* [Supplied material]

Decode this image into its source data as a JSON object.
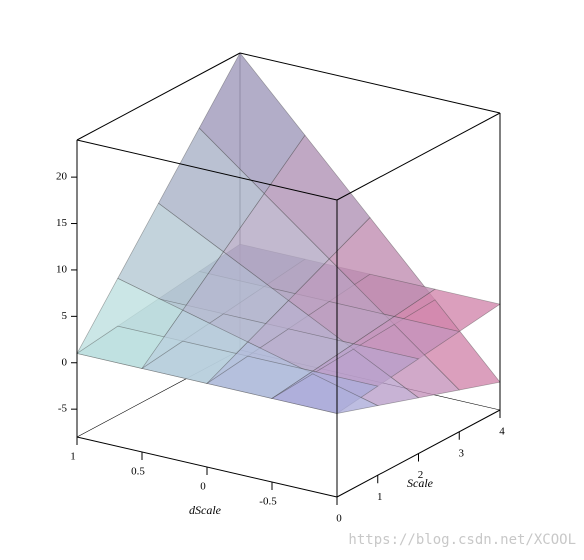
{
  "chart_data": {
    "type": "surface3d",
    "x_label": "dScale",
    "y_label": "Scale",
    "x": [
      1,
      0.5,
      0,
      -0.5,
      -1
    ],
    "y": [
      0,
      1,
      2,
      3,
      4
    ],
    "xlim": [
      1,
      -1
    ],
    "ylim": [
      0,
      4
    ],
    "zlim": [
      -8,
      24
    ],
    "xticks": [
      1,
      0.5,
      0,
      -0.5
    ],
    "yticks": [
      0,
      1,
      2,
      3,
      4
    ],
    "zticks": [
      -5,
      0,
      5,
      10,
      15,
      20
    ],
    "colormap": [
      "#c8f5e6",
      "#8c8cb4",
      "#e27ca0",
      "#a0a8e0"
    ],
    "surfaces": [
      {
        "z": [
          [
            1,
            1,
            1,
            1,
            1
          ],
          [
            6.75,
            4.94,
            3.13,
            1.31,
            -0.5
          ],
          [
            12.5,
            8.88,
            5.25,
            1.63,
            -2
          ],
          [
            18.25,
            12.81,
            7.38,
            1.94,
            -3.5
          ],
          [
            24,
            16.75,
            9.5,
            2.25,
            -5
          ]
        ]
      },
      {
        "z": [
          [
            1,
            1,
            1,
            1,
            1
          ],
          [
            1.6,
            1.6,
            1.6,
            1.6,
            1.6
          ],
          [
            2.2,
            2.2,
            2.2,
            2.2,
            2.2
          ],
          [
            2.8,
            2.8,
            2.8,
            2.8,
            2.8
          ],
          [
            3.4,
            3.4,
            3.4,
            3.4,
            3.4
          ]
        ]
      }
    ]
  },
  "watermark": "https://blog.csdn.net/XCOOL"
}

* [Goal]
Transcribe the preceding listing in its entirety and with exact wording, leaving out pictures.

* [Complete output]
Decode this image into its source data as a JSON object.
{
  "chart_data": {
    "type": "surface3d",
    "x_label": "dScale",
    "y_label": "Scale",
    "x": [
      1,
      0.5,
      0,
      -0.5,
      -1
    ],
    "y": [
      0,
      1,
      2,
      3,
      4
    ],
    "xlim": [
      1,
      -1
    ],
    "ylim": [
      0,
      4
    ],
    "zlim": [
      -8,
      24
    ],
    "xticks": [
      1,
      0.5,
      0,
      -0.5
    ],
    "yticks": [
      0,
      1,
      2,
      3,
      4
    ],
    "zticks": [
      -5,
      0,
      5,
      10,
      15,
      20
    ],
    "colormap": [
      "#c8f5e6",
      "#8c8cb4",
      "#e27ca0",
      "#a0a8e0"
    ],
    "surfaces": [
      {
        "z": [
          [
            1,
            1,
            1,
            1,
            1
          ],
          [
            6.75,
            4.94,
            3.13,
            1.31,
            -0.5
          ],
          [
            12.5,
            8.88,
            5.25,
            1.63,
            -2
          ],
          [
            18.25,
            12.81,
            7.38,
            1.94,
            -3.5
          ],
          [
            24,
            16.75,
            9.5,
            2.25,
            -5
          ]
        ]
      },
      {
        "z": [
          [
            1,
            1,
            1,
            1,
            1
          ],
          [
            1.6,
            1.6,
            1.6,
            1.6,
            1.6
          ],
          [
            2.2,
            2.2,
            2.2,
            2.2,
            2.2
          ],
          [
            2.8,
            2.8,
            2.8,
            2.8,
            2.8
          ],
          [
            3.4,
            3.4,
            3.4,
            3.4,
            3.4
          ]
        ]
      }
    ]
  },
  "watermark": "https://blog.csdn.net/XCOOL"
}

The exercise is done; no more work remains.